[Start]
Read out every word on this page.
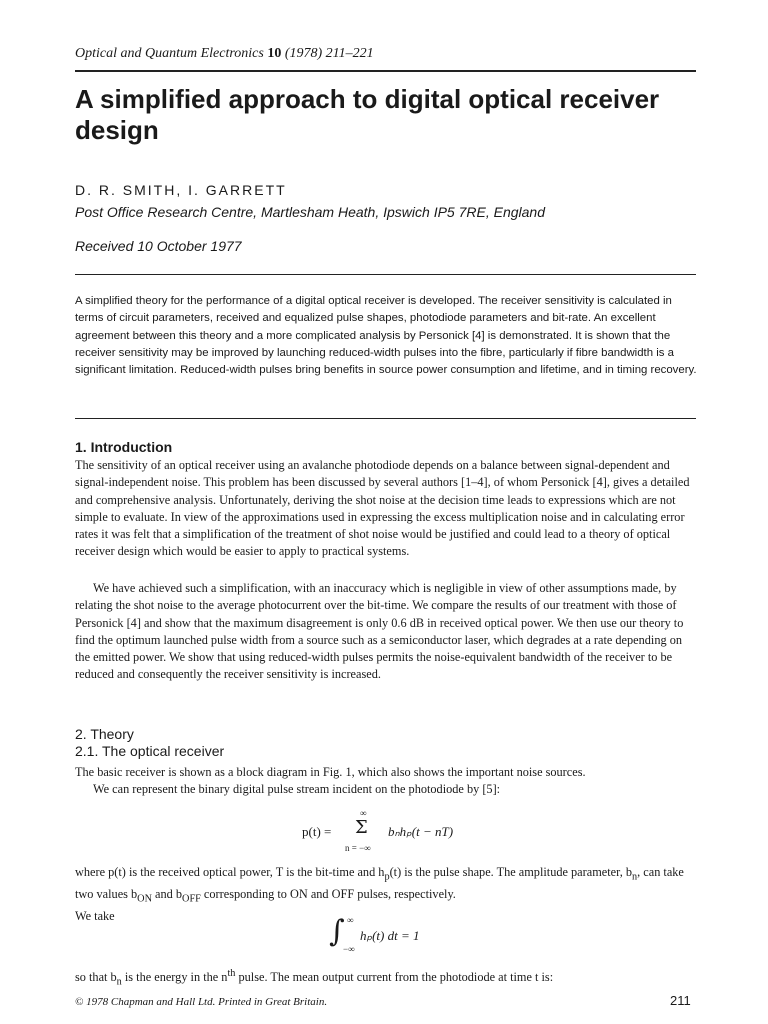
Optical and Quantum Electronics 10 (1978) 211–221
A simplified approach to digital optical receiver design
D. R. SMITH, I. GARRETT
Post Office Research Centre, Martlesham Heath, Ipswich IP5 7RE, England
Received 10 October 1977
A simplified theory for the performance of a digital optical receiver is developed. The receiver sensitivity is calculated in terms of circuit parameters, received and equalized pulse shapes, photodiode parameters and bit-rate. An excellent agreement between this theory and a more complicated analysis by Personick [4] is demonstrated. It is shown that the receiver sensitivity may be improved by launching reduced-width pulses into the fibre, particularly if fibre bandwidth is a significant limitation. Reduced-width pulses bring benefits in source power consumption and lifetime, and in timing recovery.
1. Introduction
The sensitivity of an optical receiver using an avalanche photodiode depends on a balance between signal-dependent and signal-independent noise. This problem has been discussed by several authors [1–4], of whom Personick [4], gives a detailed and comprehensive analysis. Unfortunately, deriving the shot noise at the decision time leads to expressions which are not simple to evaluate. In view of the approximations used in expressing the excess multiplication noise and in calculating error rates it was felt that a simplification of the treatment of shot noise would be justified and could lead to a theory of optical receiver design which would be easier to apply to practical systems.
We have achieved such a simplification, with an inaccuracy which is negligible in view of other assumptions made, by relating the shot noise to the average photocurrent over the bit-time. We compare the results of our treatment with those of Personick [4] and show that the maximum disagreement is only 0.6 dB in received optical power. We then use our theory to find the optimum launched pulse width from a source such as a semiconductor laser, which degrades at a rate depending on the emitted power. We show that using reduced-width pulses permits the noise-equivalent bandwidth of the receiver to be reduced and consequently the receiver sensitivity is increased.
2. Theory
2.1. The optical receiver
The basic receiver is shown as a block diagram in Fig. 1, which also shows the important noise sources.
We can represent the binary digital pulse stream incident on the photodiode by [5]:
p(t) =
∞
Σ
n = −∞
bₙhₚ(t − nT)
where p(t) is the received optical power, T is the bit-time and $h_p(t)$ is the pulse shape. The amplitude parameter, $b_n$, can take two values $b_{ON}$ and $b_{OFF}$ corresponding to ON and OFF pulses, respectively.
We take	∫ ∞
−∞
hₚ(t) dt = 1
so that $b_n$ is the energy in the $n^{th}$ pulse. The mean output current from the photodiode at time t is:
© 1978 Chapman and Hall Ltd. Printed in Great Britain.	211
[End]
[Start]
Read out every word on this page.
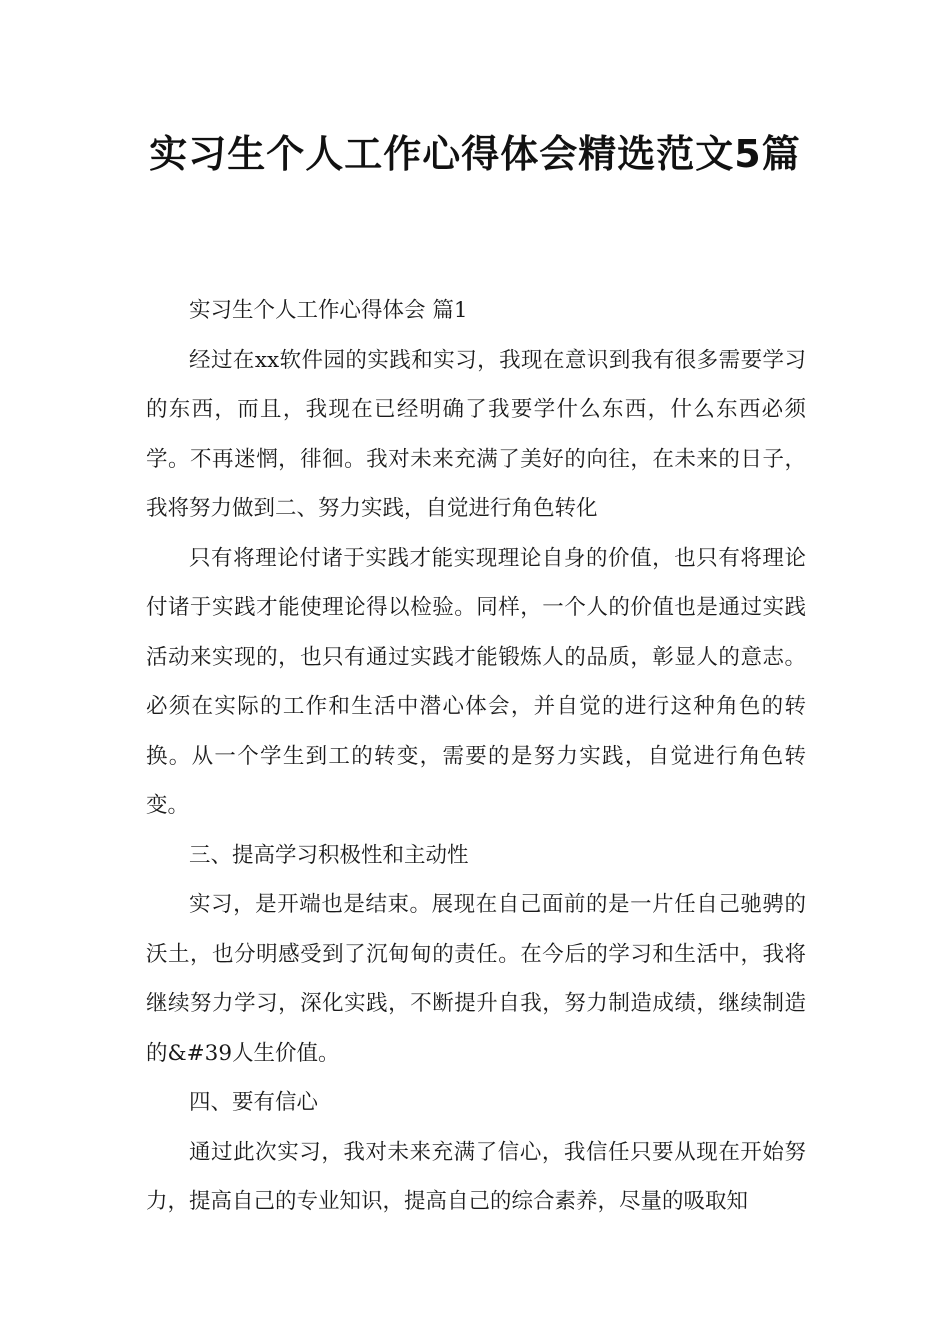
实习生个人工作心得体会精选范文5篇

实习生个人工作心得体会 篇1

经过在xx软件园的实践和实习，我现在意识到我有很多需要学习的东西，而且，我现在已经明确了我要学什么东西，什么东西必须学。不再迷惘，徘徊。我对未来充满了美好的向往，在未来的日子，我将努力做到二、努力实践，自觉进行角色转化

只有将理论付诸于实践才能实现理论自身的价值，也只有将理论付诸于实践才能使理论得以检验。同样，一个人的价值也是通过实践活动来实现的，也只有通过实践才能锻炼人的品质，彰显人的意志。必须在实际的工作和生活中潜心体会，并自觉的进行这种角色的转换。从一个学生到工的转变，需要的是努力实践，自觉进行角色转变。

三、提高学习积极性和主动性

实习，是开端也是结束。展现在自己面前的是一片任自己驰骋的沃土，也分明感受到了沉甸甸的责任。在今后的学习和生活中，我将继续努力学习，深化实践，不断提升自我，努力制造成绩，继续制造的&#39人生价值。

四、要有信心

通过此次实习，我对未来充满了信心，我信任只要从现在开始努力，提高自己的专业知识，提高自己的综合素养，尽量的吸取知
[End]
### Brief:
Check each line above for the word "take" and copy the ones that have it.

### Output:
where p(t) is the received optical power, T is the bit-time and $h_p(t)$ is the pulse shape. The amplitude parameter, $b_n$, can take two values $b_{ON}$ and $b_{OFF}$ corresponding to ON and OFF pulses, respectively.
We take	∫ ∞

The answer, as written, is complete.